— START —

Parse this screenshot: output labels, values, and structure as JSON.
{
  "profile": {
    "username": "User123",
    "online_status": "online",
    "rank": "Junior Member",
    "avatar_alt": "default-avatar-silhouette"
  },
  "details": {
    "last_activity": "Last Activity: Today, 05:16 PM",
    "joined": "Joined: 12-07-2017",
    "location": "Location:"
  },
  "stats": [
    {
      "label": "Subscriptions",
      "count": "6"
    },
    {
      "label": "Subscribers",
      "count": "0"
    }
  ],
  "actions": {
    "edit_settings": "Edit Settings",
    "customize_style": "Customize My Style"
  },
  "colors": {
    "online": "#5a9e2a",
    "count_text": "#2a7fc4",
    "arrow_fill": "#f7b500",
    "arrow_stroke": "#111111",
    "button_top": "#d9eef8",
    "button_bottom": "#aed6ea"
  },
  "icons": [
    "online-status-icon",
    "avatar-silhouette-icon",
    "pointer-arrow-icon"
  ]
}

— END —

__SHORT TASK__
Print back all the lines verbatim.

__FULL RESPONSE__
Parse this screenshot: output labels, values, and structure as JSON.
{
  "profile": {
    "username": "User123",
    "online_status": "online",
    "rank": "Junior Member",
    "avatar_alt": "default-avatar-silhouette"
  },
  "details": {
    "last_activity": "Last Activity: Today, 05:16 PM",
    "joined": "Joined: 12-07-2017",
    "location": "Location:"
  },
  "stats": [
    {
      "label": "Subscriptions",
      "count": "6"
    },
    {
      "label": "Subscribers",
      "count": "0"
    }
  ],
  "actions": {
    "edit_settings": "Edit Settings",
    "customize_style": "Customize My Style"
  },
  "colors": {
    "online": "#5a9e2a",
    "count_text": "#2a7fc4",
    "arrow_fill": "#f7b500",
    "arrow_stroke": "#111111",
    "button_top": "#d9eef8",
    "button_bottom": "#aed6ea"
  },
  "icons": [
    "online-status-icon",
    "avatar-silhouette-icon",
    "pointer-arrow-icon"
  ]
}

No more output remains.